▸ WHAT IS NEEDED:
Please find all lines in the data that hold the string "text" and copy them.

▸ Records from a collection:

━━━━━━━━━━━━━━━━

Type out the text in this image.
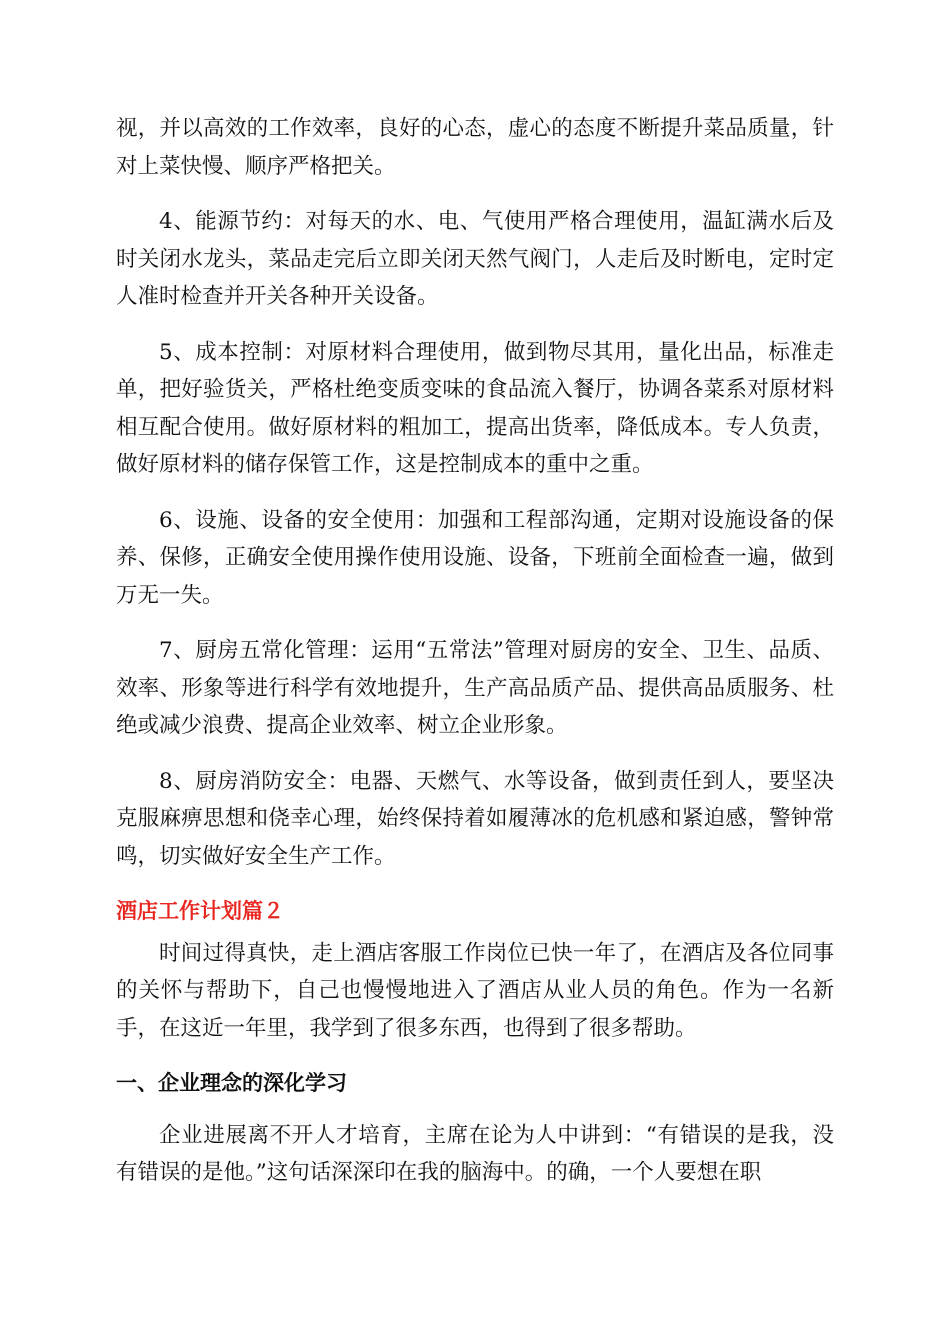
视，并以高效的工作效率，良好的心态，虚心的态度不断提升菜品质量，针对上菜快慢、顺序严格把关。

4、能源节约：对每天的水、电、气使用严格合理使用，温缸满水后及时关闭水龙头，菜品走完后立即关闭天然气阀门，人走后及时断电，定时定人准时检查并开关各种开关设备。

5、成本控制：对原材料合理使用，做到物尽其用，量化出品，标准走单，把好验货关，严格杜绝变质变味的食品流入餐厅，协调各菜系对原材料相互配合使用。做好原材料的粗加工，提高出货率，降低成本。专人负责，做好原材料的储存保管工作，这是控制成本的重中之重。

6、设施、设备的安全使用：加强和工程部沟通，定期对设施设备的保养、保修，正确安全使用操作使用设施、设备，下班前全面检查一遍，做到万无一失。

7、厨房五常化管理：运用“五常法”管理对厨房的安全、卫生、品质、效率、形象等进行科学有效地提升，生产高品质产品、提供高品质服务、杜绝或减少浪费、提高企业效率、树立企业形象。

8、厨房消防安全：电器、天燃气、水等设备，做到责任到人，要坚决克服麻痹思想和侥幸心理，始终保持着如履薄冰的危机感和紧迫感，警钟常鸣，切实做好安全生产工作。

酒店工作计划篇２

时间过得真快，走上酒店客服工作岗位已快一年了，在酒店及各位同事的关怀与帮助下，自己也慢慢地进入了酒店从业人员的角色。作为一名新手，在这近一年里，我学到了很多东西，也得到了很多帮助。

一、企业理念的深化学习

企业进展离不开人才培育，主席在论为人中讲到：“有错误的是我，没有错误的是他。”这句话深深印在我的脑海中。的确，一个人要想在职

━━━━━━━━━━━━━━━━

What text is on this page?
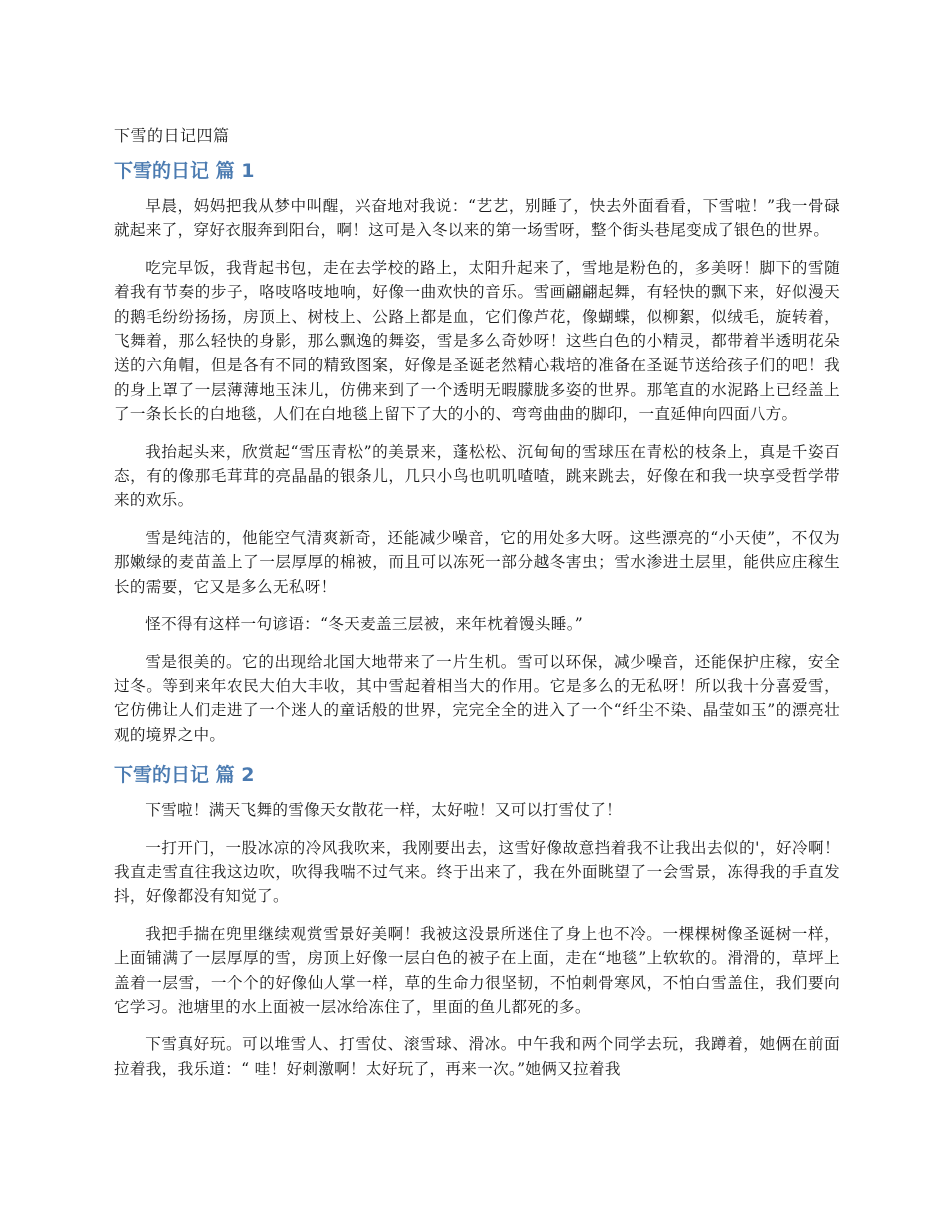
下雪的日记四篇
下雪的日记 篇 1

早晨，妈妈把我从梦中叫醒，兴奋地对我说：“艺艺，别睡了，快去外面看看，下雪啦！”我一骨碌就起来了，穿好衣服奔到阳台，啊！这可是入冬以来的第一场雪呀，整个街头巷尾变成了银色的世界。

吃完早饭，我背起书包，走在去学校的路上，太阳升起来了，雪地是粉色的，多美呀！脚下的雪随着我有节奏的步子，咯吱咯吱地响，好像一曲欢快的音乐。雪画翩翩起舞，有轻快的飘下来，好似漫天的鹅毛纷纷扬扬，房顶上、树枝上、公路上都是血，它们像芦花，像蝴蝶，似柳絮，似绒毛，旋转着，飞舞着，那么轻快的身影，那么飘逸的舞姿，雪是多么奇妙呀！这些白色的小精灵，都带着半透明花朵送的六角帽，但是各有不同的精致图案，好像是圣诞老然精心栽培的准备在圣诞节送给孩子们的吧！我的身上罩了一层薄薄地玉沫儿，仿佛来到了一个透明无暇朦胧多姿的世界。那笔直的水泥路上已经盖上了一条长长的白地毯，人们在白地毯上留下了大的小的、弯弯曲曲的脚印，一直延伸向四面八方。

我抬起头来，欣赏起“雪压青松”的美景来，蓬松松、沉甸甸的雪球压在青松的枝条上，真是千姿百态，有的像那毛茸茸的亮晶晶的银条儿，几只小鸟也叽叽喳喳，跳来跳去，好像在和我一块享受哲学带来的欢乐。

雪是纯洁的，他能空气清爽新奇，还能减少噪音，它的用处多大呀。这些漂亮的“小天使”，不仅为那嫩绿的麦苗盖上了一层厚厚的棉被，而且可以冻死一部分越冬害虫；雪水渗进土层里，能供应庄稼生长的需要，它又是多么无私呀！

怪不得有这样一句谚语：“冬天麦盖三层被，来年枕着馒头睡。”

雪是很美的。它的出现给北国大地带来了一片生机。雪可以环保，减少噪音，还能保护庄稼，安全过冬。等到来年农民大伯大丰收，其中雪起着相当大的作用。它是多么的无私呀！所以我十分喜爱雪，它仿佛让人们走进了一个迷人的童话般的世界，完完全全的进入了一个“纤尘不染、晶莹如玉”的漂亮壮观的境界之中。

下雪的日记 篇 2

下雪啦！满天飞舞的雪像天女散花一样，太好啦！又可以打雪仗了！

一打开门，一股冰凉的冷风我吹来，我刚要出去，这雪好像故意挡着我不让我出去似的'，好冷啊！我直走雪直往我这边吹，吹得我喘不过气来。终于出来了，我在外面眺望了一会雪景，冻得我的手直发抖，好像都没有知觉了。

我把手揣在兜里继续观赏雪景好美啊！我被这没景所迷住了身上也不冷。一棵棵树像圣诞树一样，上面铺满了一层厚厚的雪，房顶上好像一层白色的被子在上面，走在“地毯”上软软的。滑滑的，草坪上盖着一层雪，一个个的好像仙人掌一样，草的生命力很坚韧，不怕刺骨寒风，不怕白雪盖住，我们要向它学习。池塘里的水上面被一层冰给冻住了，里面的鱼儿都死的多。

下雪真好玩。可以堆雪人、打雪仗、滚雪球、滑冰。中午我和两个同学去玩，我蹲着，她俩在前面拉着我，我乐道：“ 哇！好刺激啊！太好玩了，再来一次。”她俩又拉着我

━━━━━━━━━━━━━━━━

▸ CORRECT ANSWER:
Type out the text in this image.
What text is on this page?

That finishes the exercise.